### Work to do
Determine the number of lines that have the string "title" in them, and give only that number.

##############################

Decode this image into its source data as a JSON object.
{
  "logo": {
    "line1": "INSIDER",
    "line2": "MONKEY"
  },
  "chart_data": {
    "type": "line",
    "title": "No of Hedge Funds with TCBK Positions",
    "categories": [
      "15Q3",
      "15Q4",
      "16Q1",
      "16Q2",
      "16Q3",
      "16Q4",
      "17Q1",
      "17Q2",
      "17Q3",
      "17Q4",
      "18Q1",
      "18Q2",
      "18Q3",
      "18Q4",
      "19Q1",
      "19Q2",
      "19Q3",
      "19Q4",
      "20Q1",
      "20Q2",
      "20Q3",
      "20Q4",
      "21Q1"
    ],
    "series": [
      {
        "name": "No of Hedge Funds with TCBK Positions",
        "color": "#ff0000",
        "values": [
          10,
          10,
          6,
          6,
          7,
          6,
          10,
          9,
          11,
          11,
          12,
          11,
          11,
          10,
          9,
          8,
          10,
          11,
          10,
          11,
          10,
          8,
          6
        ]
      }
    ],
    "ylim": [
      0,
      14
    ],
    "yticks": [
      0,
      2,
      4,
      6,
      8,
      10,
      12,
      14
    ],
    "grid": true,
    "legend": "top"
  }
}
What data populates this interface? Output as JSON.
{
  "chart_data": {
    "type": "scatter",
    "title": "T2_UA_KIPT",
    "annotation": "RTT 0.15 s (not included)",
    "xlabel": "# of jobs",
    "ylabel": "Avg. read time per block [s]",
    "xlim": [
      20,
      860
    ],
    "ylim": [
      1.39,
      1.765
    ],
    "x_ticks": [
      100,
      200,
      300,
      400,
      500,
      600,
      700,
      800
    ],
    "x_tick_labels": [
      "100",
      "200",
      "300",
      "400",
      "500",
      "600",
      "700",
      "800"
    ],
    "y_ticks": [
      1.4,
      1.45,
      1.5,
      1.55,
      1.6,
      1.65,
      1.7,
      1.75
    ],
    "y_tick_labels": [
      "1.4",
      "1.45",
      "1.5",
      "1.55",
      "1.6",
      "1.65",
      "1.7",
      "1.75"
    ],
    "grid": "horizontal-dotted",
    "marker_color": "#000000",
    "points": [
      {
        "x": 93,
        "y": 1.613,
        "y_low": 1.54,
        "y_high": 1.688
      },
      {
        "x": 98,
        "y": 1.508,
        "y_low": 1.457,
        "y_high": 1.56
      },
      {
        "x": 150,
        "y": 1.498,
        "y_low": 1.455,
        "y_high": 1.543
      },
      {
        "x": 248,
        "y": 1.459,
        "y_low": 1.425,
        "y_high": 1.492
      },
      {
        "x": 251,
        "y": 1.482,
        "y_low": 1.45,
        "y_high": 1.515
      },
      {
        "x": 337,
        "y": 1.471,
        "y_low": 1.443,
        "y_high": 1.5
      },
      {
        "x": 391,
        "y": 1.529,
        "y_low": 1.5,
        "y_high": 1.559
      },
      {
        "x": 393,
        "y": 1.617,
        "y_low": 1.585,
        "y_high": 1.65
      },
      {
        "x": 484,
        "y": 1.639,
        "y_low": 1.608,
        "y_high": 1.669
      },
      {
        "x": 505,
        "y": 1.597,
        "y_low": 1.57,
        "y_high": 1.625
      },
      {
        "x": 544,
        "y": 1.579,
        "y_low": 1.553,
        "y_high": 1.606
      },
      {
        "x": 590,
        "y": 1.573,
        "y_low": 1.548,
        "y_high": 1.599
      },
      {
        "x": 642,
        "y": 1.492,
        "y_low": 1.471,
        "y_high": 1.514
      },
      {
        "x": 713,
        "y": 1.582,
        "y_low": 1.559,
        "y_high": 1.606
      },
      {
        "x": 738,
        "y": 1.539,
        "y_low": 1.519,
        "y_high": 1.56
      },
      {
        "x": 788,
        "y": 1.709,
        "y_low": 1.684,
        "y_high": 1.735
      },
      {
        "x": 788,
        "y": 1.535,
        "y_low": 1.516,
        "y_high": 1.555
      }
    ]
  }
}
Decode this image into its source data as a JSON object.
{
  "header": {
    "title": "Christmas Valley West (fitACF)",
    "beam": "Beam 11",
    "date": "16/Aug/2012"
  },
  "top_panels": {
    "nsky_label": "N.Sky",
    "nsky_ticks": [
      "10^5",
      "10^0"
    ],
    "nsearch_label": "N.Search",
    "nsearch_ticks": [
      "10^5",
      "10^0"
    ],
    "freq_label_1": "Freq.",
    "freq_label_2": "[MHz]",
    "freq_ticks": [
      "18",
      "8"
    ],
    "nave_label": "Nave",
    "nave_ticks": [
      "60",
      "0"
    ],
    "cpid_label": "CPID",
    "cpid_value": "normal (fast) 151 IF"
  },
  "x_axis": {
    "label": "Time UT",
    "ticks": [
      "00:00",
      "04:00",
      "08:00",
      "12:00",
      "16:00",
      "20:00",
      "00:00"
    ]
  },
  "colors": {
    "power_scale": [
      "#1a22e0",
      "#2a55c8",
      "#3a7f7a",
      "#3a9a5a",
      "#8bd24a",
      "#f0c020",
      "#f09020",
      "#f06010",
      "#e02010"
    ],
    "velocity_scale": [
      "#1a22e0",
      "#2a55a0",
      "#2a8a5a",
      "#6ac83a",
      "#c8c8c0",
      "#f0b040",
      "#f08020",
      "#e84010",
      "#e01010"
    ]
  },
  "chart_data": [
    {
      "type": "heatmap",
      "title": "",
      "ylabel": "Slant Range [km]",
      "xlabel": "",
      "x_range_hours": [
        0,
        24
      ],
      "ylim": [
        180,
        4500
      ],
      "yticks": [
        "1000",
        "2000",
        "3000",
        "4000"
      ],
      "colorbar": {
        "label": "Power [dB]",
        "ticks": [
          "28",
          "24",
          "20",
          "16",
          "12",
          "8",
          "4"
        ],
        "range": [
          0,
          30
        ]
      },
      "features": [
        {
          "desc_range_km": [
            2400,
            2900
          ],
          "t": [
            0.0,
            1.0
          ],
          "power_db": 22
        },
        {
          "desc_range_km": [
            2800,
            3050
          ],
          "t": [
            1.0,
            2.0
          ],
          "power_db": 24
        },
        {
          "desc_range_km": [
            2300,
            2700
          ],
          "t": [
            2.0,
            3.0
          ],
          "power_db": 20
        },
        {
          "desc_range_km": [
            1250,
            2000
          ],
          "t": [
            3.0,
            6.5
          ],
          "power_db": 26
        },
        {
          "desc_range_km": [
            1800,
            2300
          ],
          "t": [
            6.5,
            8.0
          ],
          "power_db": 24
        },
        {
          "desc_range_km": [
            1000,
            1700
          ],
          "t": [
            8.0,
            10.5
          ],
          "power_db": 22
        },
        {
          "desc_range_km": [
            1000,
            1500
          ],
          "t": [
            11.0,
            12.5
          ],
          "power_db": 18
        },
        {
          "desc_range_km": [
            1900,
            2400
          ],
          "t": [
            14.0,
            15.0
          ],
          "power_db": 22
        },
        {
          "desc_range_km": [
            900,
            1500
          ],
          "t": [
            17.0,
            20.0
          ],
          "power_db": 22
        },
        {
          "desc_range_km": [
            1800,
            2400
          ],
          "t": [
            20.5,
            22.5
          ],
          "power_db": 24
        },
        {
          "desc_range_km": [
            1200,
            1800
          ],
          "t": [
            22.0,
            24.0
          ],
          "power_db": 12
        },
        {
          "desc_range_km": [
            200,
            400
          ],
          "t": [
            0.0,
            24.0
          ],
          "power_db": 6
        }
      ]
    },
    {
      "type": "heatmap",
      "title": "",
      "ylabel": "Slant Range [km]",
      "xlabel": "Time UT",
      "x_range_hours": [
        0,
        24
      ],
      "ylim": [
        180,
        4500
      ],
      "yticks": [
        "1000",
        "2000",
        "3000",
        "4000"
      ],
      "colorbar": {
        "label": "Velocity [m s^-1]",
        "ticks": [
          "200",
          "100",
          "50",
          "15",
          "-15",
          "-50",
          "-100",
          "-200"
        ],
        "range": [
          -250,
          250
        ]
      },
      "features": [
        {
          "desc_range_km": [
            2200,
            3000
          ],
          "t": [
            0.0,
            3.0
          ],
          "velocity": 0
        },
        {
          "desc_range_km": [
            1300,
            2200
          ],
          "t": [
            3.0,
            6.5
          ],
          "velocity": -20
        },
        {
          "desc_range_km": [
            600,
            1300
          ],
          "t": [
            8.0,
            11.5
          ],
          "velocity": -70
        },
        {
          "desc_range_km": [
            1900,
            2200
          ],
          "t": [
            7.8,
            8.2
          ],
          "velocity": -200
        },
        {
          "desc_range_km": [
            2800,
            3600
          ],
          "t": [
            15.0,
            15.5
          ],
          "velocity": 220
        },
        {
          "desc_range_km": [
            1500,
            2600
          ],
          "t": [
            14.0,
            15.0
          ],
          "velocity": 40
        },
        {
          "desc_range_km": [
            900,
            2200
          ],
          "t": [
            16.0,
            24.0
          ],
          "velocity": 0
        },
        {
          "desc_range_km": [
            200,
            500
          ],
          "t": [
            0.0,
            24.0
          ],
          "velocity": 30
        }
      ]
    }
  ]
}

##############################

### Finished exercise
5